Extracted records
--------

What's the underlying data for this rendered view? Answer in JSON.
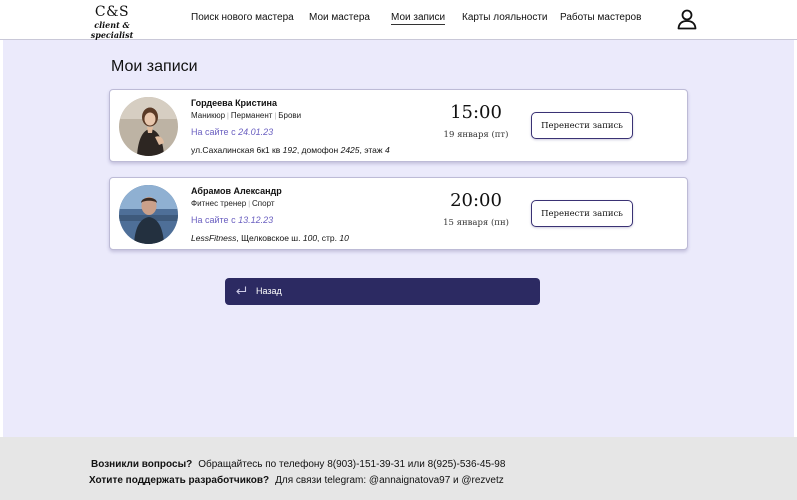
{
  "header": {
    "logo": {
      "main": "C&S",
      "sub": "client & specialist"
    },
    "nav": [
      {
        "label": "Поиск нового мастера"
      },
      {
        "label": "Мои мастера"
      },
      {
        "label": "Мои записи"
      },
      {
        "label": "Карты лояльности"
      },
      {
        "label": "Работы мастеров"
      }
    ],
    "active_nav": "Мои записи",
    "profile_icon": "user-icon"
  },
  "page": {
    "title": "Мои записи"
  },
  "appointments": [
    {
      "name": "Гордеева Кристина",
      "tags": [
        "Маникюр",
        "Перманент",
        "Брови"
      ],
      "since_label": "На сайте с",
      "since_date": "24.01.23",
      "address": {
        "street": "ул.Сахалинская 6к1 кв",
        "house": "192",
        "mid": ", домофон",
        "code": "2425",
        "tail": ", этаж",
        "floor": "4"
      },
      "time": "15:00",
      "date": "19 января (пт)",
      "button": "Перенести запись"
    },
    {
      "name": "Абрамов Александр",
      "tags": [
        "Фитнес тренер",
        "Спорт"
      ],
      "since_label": "На сайте с",
      "since_date": "13.12.23",
      "address": {
        "club": "LessFitness",
        "street": ", Щелковское ш.",
        "house": "100",
        "tail": ", стр.",
        "building": "10"
      },
      "time": "20:00",
      "date": "15 января (пн)",
      "button": "Перенести запись"
    }
  ],
  "back_button": {
    "label": "Назад",
    "icon": "return-arrow-icon"
  },
  "footer": {
    "q1": "Возникли вопросы?",
    "a1": "Обращайтесь по телефону 8(903)-151-39-31 или 8(925)-536-45-98",
    "q2": "Хотите поддержать разработчиков?",
    "a2": "Для связи telegram: @annaignatova97 и @rezvetz"
  },
  "colors": {
    "page_bg": "#ebeafb",
    "accent": "#2c2a62",
    "link": "#6a5fc0",
    "footer_bg": "#e6e6e6"
  }
}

--------

Give all the entries again exactly, dropping each picture.

What's the underlying data for this rendered view? Answer in JSON.
{
  "header": {
    "logo": {
      "main": "C&S",
      "sub": "client & specialist"
    },
    "nav": [
      {
        "label": "Поиск нового мастера"
      },
      {
        "label": "Мои мастера"
      },
      {
        "label": "Мои записи"
      },
      {
        "label": "Карты лояльности"
      },
      {
        "label": "Работы мастеров"
      }
    ],
    "active_nav": "Мои записи",
    "profile_icon": "user-icon"
  },
  "page": {
    "title": "Мои записи"
  },
  "appointments": [
    {
      "name": "Гордеева Кристина",
      "tags": [
        "Маникюр",
        "Перманент",
        "Брови"
      ],
      "since_label": "На сайте с",
      "since_date": "24.01.23",
      "address": {
        "street": "ул.Сахалинская 6к1 кв",
        "house": "192",
        "mid": ", домофон",
        "code": "2425",
        "tail": ", этаж",
        "floor": "4"
      },
      "time": "15:00",
      "date": "19 января (пт)",
      "button": "Перенести запись"
    },
    {
      "name": "Абрамов Александр",
      "tags": [
        "Фитнес тренер",
        "Спорт"
      ],
      "since_label": "На сайте с",
      "since_date": "13.12.23",
      "address": {
        "club": "LessFitness",
        "street": ", Щелковское ш.",
        "house": "100",
        "tail": ", стр.",
        "building": "10"
      },
      "time": "20:00",
      "date": "15 января (пн)",
      "button": "Перенести запись"
    }
  ],
  "back_button": {
    "label": "Назад",
    "icon": "return-arrow-icon"
  },
  "footer": {
    "q1": "Возникли вопросы?",
    "a1": "Обращайтесь по телефону 8(903)-151-39-31 или 8(925)-536-45-98",
    "q2": "Хотите поддержать разработчиков?",
    "a2": "Для связи telegram: @annaignatova97 и @rezvetz"
  },
  "colors": {
    "page_bg": "#ebeafb",
    "accent": "#2c2a62",
    "link": "#6a5fc0",
    "footer_bg": "#e6e6e6"
  }
}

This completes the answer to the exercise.